▶

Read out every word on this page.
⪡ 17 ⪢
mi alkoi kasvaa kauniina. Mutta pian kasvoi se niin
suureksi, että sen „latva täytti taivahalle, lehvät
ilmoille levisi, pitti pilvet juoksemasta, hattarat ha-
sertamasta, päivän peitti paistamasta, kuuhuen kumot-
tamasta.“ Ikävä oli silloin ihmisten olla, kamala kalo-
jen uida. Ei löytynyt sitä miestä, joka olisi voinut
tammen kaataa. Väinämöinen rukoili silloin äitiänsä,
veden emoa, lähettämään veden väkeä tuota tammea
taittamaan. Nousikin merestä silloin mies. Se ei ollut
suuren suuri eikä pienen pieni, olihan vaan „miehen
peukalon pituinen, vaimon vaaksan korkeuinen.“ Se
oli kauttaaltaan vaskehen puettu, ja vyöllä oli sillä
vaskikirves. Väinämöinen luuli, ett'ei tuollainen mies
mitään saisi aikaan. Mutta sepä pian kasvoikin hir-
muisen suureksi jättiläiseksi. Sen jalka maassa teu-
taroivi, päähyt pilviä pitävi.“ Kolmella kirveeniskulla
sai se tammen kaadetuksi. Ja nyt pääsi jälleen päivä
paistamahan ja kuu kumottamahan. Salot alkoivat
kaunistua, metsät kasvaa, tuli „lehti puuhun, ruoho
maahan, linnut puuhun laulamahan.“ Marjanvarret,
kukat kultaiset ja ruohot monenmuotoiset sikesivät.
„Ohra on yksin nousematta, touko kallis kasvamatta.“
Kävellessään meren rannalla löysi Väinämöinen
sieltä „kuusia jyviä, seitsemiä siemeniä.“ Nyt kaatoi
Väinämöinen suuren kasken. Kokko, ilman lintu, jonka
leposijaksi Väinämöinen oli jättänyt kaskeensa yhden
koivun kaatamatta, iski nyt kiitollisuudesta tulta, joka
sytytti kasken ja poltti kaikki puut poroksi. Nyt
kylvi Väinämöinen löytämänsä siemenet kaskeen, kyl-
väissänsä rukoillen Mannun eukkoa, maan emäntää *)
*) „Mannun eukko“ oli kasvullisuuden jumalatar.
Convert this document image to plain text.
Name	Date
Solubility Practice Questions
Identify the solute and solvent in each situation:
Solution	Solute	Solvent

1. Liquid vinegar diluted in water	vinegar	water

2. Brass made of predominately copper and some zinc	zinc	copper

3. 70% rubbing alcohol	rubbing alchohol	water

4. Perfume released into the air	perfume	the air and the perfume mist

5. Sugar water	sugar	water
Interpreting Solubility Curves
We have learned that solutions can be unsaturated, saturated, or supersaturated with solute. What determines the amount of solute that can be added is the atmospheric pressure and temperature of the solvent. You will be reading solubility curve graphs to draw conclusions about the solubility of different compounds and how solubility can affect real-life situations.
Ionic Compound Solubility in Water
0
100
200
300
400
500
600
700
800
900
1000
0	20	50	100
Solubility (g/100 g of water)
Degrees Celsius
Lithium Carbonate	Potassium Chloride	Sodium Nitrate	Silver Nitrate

◀

Task to carry out –
Give back each line above precisely as it stands.

Correct answer –
Read out every word on this page.
⪡ 17 ⪢
mi alkoi kasvaa kauniina. Mutta pian kasvoi se niin
suureksi, että sen „latva täytti taivahalle, lehvät
ilmoille levisi, pitti pilvet juoksemasta, hattarat ha-
sertamasta, päivän peitti paistamasta, kuuhuen kumot-
tamasta.“ Ikävä oli silloin ihmisten olla, kamala kalo-
jen uida. Ei löytynyt sitä miestä, joka olisi voinut
tammen kaataa. Väinämöinen rukoili silloin äitiänsä,
veden emoa, lähettämään veden väkeä tuota tammea
taittamaan. Nousikin merestä silloin mies. Se ei ollut
suuren suuri eikä pienen pieni, olihan vaan „miehen
peukalon pituinen, vaimon vaaksan korkeuinen.“ Se
oli kauttaaltaan vaskehen puettu, ja vyöllä oli sillä
vaskikirves. Väinämöinen luuli, ett'ei tuollainen mies
mitään saisi aikaan. Mutta sepä pian kasvoikin hir-
muisen suureksi jättiläiseksi. Sen jalka maassa teu-
taroivi, päähyt pilviä pitävi.“ Kolmella kirveeniskulla
sai se tammen kaadetuksi. Ja nyt pääsi jälleen päivä
paistamahan ja kuu kumottamahan. Salot alkoivat
kaunistua, metsät kasvaa, tuli „lehti puuhun, ruoho
maahan, linnut puuhun laulamahan.“ Marjanvarret,
kukat kultaiset ja ruohot monenmuotoiset sikesivät.
„Ohra on yksin nousematta, touko kallis kasvamatta.“
Kävellessään meren rannalla löysi Väinämöinen
sieltä „kuusia jyviä, seitsemiä siemeniä.“ Nyt kaatoi
Väinämöinen suuren kasken. Kokko, ilman lintu, jonka
leposijaksi Väinämöinen oli jättänyt kaskeensa yhden
koivun kaatamatta, iski nyt kiitollisuudesta tulta, joka
sytytti kasken ja poltti kaikki puut poroksi. Nyt
kylvi Väinämöinen löytämänsä siemenet kaskeen, kyl-
väissänsä rukoillen Mannun eukkoa, maan emäntää *)
*) „Mannun eukko“ oli kasvullisuuden jumalatar.
Convert this document image to plain text.
Name	Date
Solubility Practice Questions
Identify the solute and solvent in each situation:
Solution	Solute	Solvent

1. Liquid vinegar diluted in water	vinegar	water

2. Brass made of predominately copper and some zinc	zinc	copper

3. 70% rubbing alcohol	rubbing alchohol	water

4. Perfume released into the air	perfume	the air and the perfume mist

5. Sugar water	sugar	water
Interpreting Solubility Curves
We have learned that solutions can be unsaturated, saturated, or supersaturated with solute. What determines the amount of solute that can be added is the atmospheric pressure and temperature of the solvent. You will be reading solubility curve graphs to draw conclusions about the solubility of different compounds and how solubility can affect real-life situations.
Ionic Compound Solubility in Water
0
100
200
300
400
500
600
700
800
900
1000
0	20	50	100
Solubility (g/100 g of water)
Degrees Celsius
Lithium Carbonate	Potassium Chloride	Sodium Nitrate	Silver Nitrate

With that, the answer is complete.